§ PROMPT:
Transcribe word for word each line from the one containing "Convert this screenshot" to the final line of the data, both included. Skip the pictures.

§ INPUT DATA:
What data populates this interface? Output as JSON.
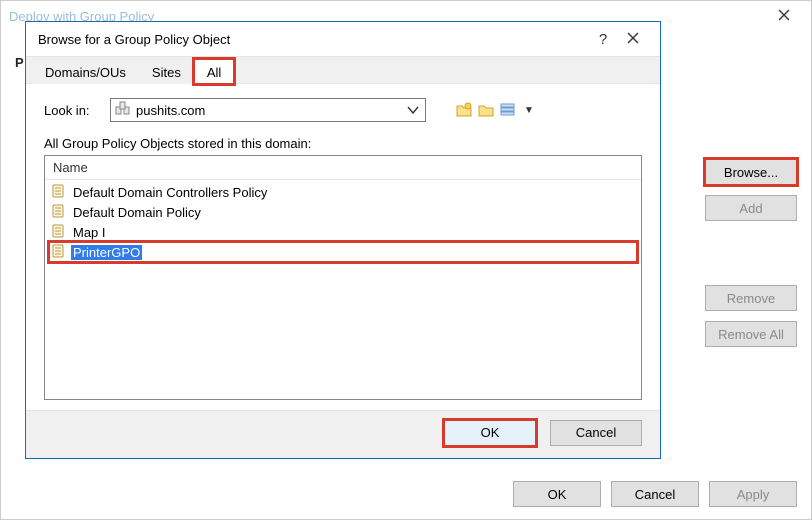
{
  "outer": {
    "title": "Deploy with Group Policy",
    "close_glyph": "✕",
    "ok_label": "OK",
    "cancel_label": "Cancel",
    "apply_label": "Apply",
    "left_fragment_label": "P"
  },
  "sidebar": {
    "browse": "Browse...",
    "add": "Add",
    "remove": "Remove",
    "remove_all": "Remove All"
  },
  "browse": {
    "title": "Browse for a Group Policy Object",
    "help_glyph": "?",
    "tabs": {
      "domains": "Domains/OUs",
      "sites": "Sites",
      "all": "All"
    },
    "lookin_label": "Look in:",
    "lookin_value": "pushits.com",
    "list_label": "All Group Policy Objects stored in this domain:",
    "columns": {
      "name": "Name"
    },
    "items": [
      {
        "label": "Default Domain Controllers Policy",
        "selected": false
      },
      {
        "label": "Default Domain Policy",
        "selected": false
      },
      {
        "label": "Map I",
        "selected": false
      },
      {
        "label": "PrinterGPO",
        "selected": true
      }
    ],
    "ok_label": "OK",
    "cancel_label": "Cancel"
  },
  "icons": {
    "domain": "domain-icon",
    "scroll": "gpo-scroll-icon",
    "folder_up": "new-folder-icon",
    "folder": "folder-icon",
    "details": "details-view-icon",
    "dropdown": "chevron-down-icon"
  }
}
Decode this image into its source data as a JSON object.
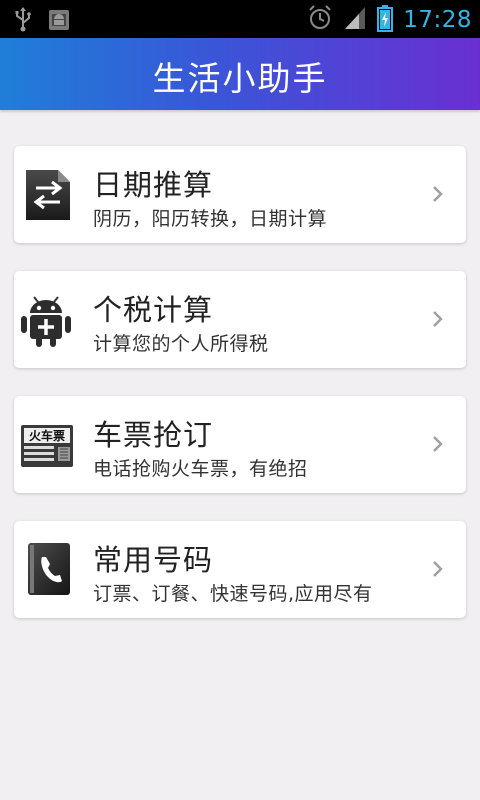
{
  "status_bar": {
    "time": "17:28",
    "icons": [
      "usb-icon",
      "android-debug-icon",
      "alarm-icon",
      "signal-icon",
      "battery-charging-icon"
    ]
  },
  "header": {
    "title": "生活小助手"
  },
  "cards": [
    {
      "title": "日期推算",
      "subtitle": "阴历，阳历转换，日期计算",
      "icon": "date-swap-icon"
    },
    {
      "title": "个税计算",
      "subtitle": "计算您的个人所得税",
      "icon": "android-tax-icon"
    },
    {
      "title": "车票抢订",
      "subtitle": "电话抢购火车票，有绝招",
      "icon": "train-ticket-icon",
      "icon_text": "火车票"
    },
    {
      "title": "常用号码",
      "subtitle": "订票、订餐、快速号码,应用尽有",
      "icon": "phone-book-icon"
    }
  ],
  "colors": {
    "status_text": "#33b5e5",
    "header_gradient_start": "#1f7fd8",
    "header_gradient_end": "#6a2fd2",
    "background": "#f2eff2",
    "card": "#ffffff"
  }
}
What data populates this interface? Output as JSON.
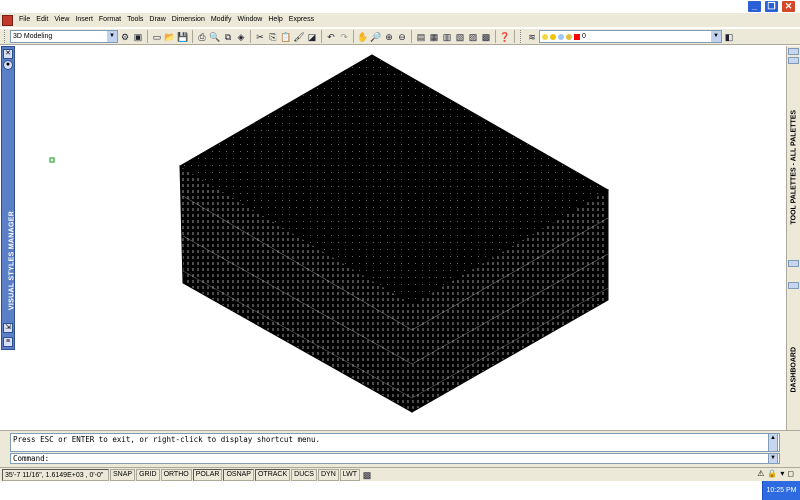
{
  "menu": {
    "items": [
      "File",
      "Edit",
      "View",
      "Insert",
      "Format",
      "Tools",
      "Draw",
      "Dimension",
      "Modify",
      "Window",
      "Help",
      "Express"
    ]
  },
  "window_controls": {
    "minimize": "_",
    "restore": "❐",
    "close": "✕"
  },
  "toolbar": {
    "workspace_value": "3D Modeling",
    "layer_value": "0",
    "icons": [
      "workspace-settings-icon",
      "my-workspace-icon",
      "qnew-icon",
      "open-icon",
      "save-icon",
      "plot-icon",
      "plot-preview-icon",
      "publish-icon",
      "3d-dwf-icon",
      "cut-icon",
      "copy-icon",
      "paste-icon",
      "match-properties-icon",
      "block-editor-icon",
      "undo-icon",
      "redo-icon",
      "pan-icon",
      "zoom-realtime-icon",
      "zoom-window-icon",
      "zoom-previous-icon",
      "properties-icon",
      "design-center-icon",
      "tool-palettes-icon",
      "sheet-set-icon",
      "markup-icon",
      "quickcalc-icon",
      "help-icon",
      "layer-properties-icon"
    ]
  },
  "left_panel": {
    "title": "VISUAL STYLES MANAGER"
  },
  "right_panel": {
    "title_top": "TOOL PALETTES - ALL PALETTES",
    "title_bottom": "DASHBOARD"
  },
  "command": {
    "history": "Press ESC or ENTER to exit, or right-click to display shortcut menu.",
    "prompt": "Command:"
  },
  "status": {
    "coordinates": "35'-7 11/16\", 1.6149E+03 , 0'-0\"",
    "toggles": [
      "SNAP",
      "GRID",
      "ORTHO",
      "POLAR",
      "OSNAP",
      "OTRACK",
      "DUCS",
      "DYN",
      "LWT"
    ]
  },
  "taskbar": {
    "clock": "10:25 PM"
  },
  "colors": {
    "titlebar": "#ffffff",
    "panel_blue": "#5b7fc7",
    "toolbar": "#ece9d8",
    "clock_bg": "#2f6be0"
  }
}
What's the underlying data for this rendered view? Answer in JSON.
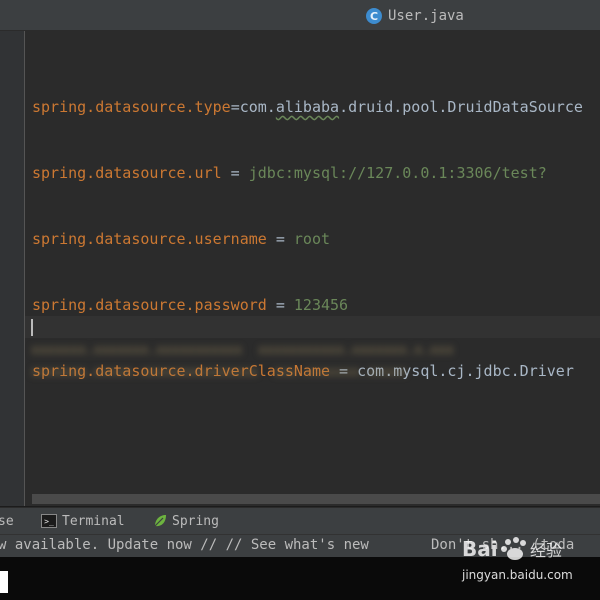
{
  "tab": {
    "icon": "java-class-icon",
    "icon_letter": "C",
    "label": "User.java"
  },
  "editor": {
    "lines": [
      {
        "key": "spring.datasource.type",
        "sep": "=",
        "value": "com.alibaba.druid.pool.DruidDataSource"
      },
      {
        "key": "spring.datasource.url",
        "sep": " = ",
        "value": "jdbc:mysql://127.0.0.1:3306/test?"
      },
      {
        "key": "spring.datasource.username",
        "sep": " = ",
        "value": "root"
      },
      {
        "key": "spring.datasource.password",
        "sep": " = ",
        "value": "123456"
      },
      {
        "key": "spring.datasource.driverClassName",
        "sep": " = ",
        "value": "com.mysql.cj.jdbc.Driver"
      }
    ]
  },
  "tool_windows": {
    "partial_label": "se",
    "terminal_label": "Terminal",
    "spring_label": "Spring"
  },
  "status": {
    "message": "w available. Update now // // See what's new",
    "right_text": "Don't sh... (toda"
  },
  "colors": {
    "key": "#cc7832",
    "value": "#6a8759",
    "editor_bg": "#2b2b2b",
    "panel_bg": "#3c3f41"
  },
  "watermark": {
    "url": "jingyan.baidu.com"
  }
}
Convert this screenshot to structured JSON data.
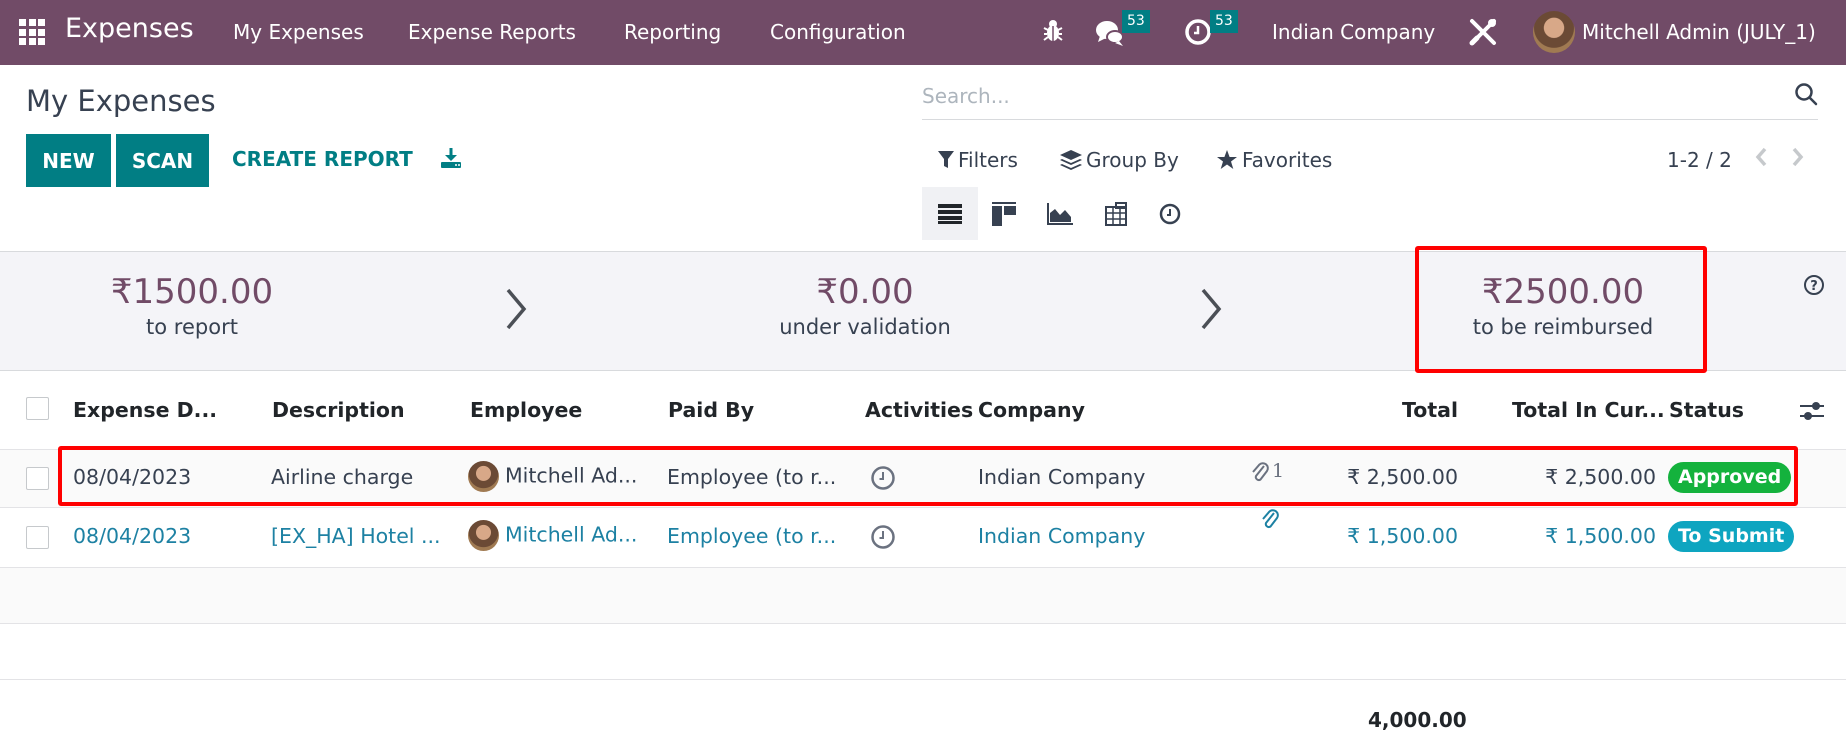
{
  "navbar": {
    "app_name": "Expenses",
    "menu": [
      "My Expenses",
      "Expense Reports",
      "Reporting",
      "Configuration"
    ],
    "messages_count": "53",
    "activities_count": "53",
    "company": "Indian Company",
    "user": "Mitchell Admin (JULY_1)"
  },
  "control": {
    "title": "My Expenses",
    "new_label": "NEW",
    "scan_label": "SCAN",
    "create_report_label": "CREATE REPORT",
    "search_placeholder": "Search...",
    "filters_label": "Filters",
    "group_by_label": "Group By",
    "favorites_label": "Favorites",
    "pager": "1-2 / 2",
    "views": [
      "list",
      "kanban",
      "graph",
      "pivot",
      "activity"
    ],
    "active_view": "list"
  },
  "summary": [
    {
      "amount": "₹1500.00",
      "label": "to report"
    },
    {
      "amount": "₹0.00",
      "label": "under validation"
    },
    {
      "amount": "₹2500.00",
      "label": "to be reimbursed"
    }
  ],
  "table": {
    "columns": [
      "Expense D...",
      "Description",
      "Employee",
      "Paid By",
      "Activities",
      "Company",
      "",
      "Total",
      "Total In Cur...",
      "Status"
    ],
    "rows": [
      {
        "date": "08/04/2023",
        "description": "Airline charge",
        "employee": "Mitchell Ad...",
        "paid_by": "Employee (to r...",
        "company": "Indian Company",
        "attachments": "1",
        "total": "₹ 2,500.00",
        "total_currency": "₹ 2,500.00",
        "status": "Approved",
        "status_color": "#14b23d"
      },
      {
        "date": "08/04/2023",
        "description": "[EX_HA] Hotel ...",
        "employee": "Mitchell Ad...",
        "paid_by": "Employee (to r...",
        "company": "Indian Company",
        "attachments": "",
        "total": "₹ 1,500.00",
        "total_currency": "₹ 1,500.00",
        "status": "To Submit",
        "status_color": "#0ea5c0"
      }
    ],
    "footer_total": "4,000.00"
  },
  "colors": {
    "brand": "#714b67",
    "primary": "#017e84",
    "link": "#1d81a3",
    "highlight": "#ff0000"
  }
}
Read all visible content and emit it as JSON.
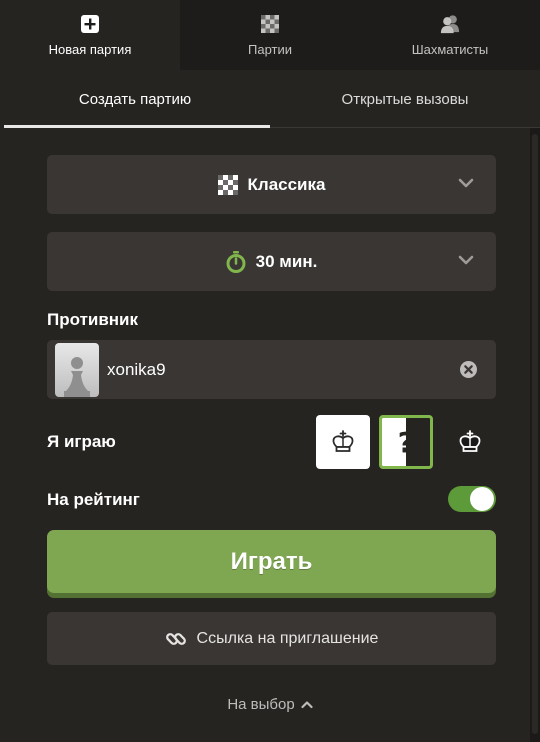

§ FULL RESPONSE:
Convert this screenshot to structured JSON data.
{
  "navbar": {
    "app_name": "Expenses",
    "menu": [
      "My Expenses",
      "Expense Reports",
      "Reporting",
      "Configuration"
    ],
    "messages_count": "53",
    "activities_count": "53",
    "company": "Indian Company",
    "user": "Mitchell Admin (JULY_1)"
  },
  "control": {
    "title": "My Expenses",
    "new_label": "NEW",
    "scan_label": "SCAN",
    "create_report_label": "CREATE REPORT",
    "search_placeholder": "Search...",
    "filters_label": "Filters",
    "group_by_label": "Group By",
    "favorites_label": "Favorites",
    "pager": "1-2 / 2",
    "views": [
      "list",
      "kanban",
      "graph",
      "pivot",
      "activity"
    ],
    "active_view": "list"
  },
  "summary": [
    {
      "amount": "₹1500.00",
      "label": "to report"
    },
    {
      "amount": "₹0.00",
      "label": "under validation"
    },
    {
      "amount": "₹2500.00",
      "label": "to be reimbursed"
    }
  ],
  "table": {
    "columns": [
      "Expense D...",
      "Description",
      "Employee",
      "Paid By",
      "Activities",
      "Company",
      "",
      "Total",
      "Total In Cur...",
      "Status"
    ],
    "rows": [
      {
        "date": "08/04/2023",
        "description": "Airline charge",
        "employee": "Mitchell Ad...",
        "paid_by": "Employee (to r...",
        "company": "Indian Company",
        "attachments": "1",
        "total": "₹ 2,500.00",
        "total_currency": "₹ 2,500.00",
        "status": "Approved",
        "status_color": "#14b23d"
      },
      {
        "date": "08/04/2023",
        "description": "[EX_HA] Hotel ...",
        "employee": "Mitchell Ad...",
        "paid_by": "Employee (to r...",
        "company": "Indian Company",
        "attachments": "",
        "total": "₹ 1,500.00",
        "total_currency": "₹ 1,500.00",
        "status": "To Submit",
        "status_color": "#0ea5c0"
      }
    ],
    "footer_total": "4,000.00"
  },
  "colors": {
    "brand": "#714b67",
    "primary": "#017e84",
    "link": "#1d81a3",
    "highlight": "#ff0000"
  }
}
Read all visible content and emit it as JSON.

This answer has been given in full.